:: PROVIDED MATERIAL ::

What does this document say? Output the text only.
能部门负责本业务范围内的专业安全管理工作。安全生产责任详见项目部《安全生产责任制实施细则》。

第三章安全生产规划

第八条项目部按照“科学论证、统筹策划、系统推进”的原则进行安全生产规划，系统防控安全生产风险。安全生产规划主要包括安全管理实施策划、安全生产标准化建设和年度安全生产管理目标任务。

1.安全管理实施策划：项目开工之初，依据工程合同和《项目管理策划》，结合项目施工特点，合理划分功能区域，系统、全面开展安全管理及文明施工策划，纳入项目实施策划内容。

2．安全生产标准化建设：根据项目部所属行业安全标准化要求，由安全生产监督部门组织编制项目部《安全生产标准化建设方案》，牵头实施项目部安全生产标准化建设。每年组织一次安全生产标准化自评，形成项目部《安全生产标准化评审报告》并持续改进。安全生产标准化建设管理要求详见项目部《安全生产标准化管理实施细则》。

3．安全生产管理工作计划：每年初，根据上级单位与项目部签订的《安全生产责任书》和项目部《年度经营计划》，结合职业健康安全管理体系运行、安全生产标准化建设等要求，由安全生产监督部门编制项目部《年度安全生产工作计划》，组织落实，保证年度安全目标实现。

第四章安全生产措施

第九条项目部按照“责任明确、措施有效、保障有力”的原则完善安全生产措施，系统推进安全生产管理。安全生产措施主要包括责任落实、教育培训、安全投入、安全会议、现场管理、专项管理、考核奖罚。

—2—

:::

* WORK TO DO
Repeat all of the records above exactly as they appear.

* SOLUTION BELOW
What does this document say? Output the text only.
能部门负责本业务范围内的专业安全管理工作。安全生产责任详见项目部《安全生产责任制实施细则》。

第三章安全生产规划

第八条项目部按照“科学论证、统筹策划、系统推进”的原则进行安全生产规划，系统防控安全生产风险。安全生产规划主要包括安全管理实施策划、安全生产标准化建设和年度安全生产管理目标任务。

1.安全管理实施策划：项目开工之初，依据工程合同和《项目管理策划》，结合项目施工特点，合理划分功能区域，系统、全面开展安全管理及文明施工策划，纳入项目实施策划内容。

2．安全生产标准化建设：根据项目部所属行业安全标准化要求，由安全生产监督部门组织编制项目部《安全生产标准化建设方案》，牵头实施项目部安全生产标准化建设。每年组织一次安全生产标准化自评，形成项目部《安全生产标准化评审报告》并持续改进。安全生产标准化建设管理要求详见项目部《安全生产标准化管理实施细则》。

3．安全生产管理工作计划：每年初，根据上级单位与项目部签订的《安全生产责任书》和项目部《年度经营计划》，结合职业健康安全管理体系运行、安全生产标准化建设等要求，由安全生产监督部门编制项目部《年度安全生产工作计划》，组织落实，保证年度安全目标实现。

第四章安全生产措施

第九条项目部按照“责任明确、措施有效、保障有力”的原则完善安全生产措施，系统推进安全生产管理。安全生产措施主要包括责任落实、教育培训、安全投入、安全会议、现场管理、专项管理、考核奖罚。

—2—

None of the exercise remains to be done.